[Data excerpts]
○ ○ ○ ○

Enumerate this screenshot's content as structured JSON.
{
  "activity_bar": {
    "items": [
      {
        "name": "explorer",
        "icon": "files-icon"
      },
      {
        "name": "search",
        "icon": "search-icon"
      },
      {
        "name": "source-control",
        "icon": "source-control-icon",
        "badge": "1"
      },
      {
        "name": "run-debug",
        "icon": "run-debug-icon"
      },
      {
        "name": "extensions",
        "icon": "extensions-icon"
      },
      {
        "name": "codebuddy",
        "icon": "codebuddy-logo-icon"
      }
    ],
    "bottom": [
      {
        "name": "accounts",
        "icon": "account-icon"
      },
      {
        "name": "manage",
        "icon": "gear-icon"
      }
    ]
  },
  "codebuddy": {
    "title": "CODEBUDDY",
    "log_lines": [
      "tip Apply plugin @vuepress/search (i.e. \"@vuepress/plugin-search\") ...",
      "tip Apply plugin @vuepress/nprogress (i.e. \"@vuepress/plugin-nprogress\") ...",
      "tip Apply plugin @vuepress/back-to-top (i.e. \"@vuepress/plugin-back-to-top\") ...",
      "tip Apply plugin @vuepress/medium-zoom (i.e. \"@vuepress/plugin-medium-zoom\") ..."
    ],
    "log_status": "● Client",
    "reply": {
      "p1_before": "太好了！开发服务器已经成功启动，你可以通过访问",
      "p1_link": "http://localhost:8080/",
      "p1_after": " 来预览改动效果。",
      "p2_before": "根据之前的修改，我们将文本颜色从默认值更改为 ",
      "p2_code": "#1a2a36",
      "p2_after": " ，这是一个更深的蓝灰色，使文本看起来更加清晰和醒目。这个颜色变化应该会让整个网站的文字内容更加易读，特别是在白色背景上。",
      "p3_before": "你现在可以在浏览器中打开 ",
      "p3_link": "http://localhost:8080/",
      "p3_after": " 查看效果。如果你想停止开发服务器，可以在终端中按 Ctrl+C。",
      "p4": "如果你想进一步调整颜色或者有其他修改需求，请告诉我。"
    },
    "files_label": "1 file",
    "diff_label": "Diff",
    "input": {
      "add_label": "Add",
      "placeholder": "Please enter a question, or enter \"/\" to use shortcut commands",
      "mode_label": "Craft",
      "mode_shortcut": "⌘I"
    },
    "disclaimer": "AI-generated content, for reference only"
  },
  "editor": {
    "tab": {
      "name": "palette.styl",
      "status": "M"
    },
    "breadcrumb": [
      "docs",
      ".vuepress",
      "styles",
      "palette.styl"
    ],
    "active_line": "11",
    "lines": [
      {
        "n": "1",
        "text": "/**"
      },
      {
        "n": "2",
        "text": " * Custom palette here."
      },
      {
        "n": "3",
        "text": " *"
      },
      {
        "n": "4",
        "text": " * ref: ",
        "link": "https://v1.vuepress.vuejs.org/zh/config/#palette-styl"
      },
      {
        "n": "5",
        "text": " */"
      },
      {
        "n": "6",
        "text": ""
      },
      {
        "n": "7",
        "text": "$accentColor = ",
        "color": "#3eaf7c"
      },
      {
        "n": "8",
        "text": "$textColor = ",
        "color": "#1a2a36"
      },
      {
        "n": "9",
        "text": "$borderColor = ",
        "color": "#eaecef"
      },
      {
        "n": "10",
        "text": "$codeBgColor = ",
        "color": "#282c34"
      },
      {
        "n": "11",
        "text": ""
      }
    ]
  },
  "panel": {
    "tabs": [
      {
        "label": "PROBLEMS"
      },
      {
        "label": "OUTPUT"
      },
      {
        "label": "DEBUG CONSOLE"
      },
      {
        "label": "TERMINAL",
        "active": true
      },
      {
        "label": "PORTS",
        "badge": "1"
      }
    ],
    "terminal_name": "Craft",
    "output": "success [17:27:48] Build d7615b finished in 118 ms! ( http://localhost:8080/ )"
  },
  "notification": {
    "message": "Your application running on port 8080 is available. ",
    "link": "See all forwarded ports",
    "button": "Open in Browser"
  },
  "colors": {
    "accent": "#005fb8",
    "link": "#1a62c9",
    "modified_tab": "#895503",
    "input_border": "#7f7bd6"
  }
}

○ ○ ○ ○

Required work: Of the lines above, copy each that contains "content".

Solution for this problem:
Enumerate this screenshot's content as structured JSON.
    "disclaimer": "AI-generated content, for reference only"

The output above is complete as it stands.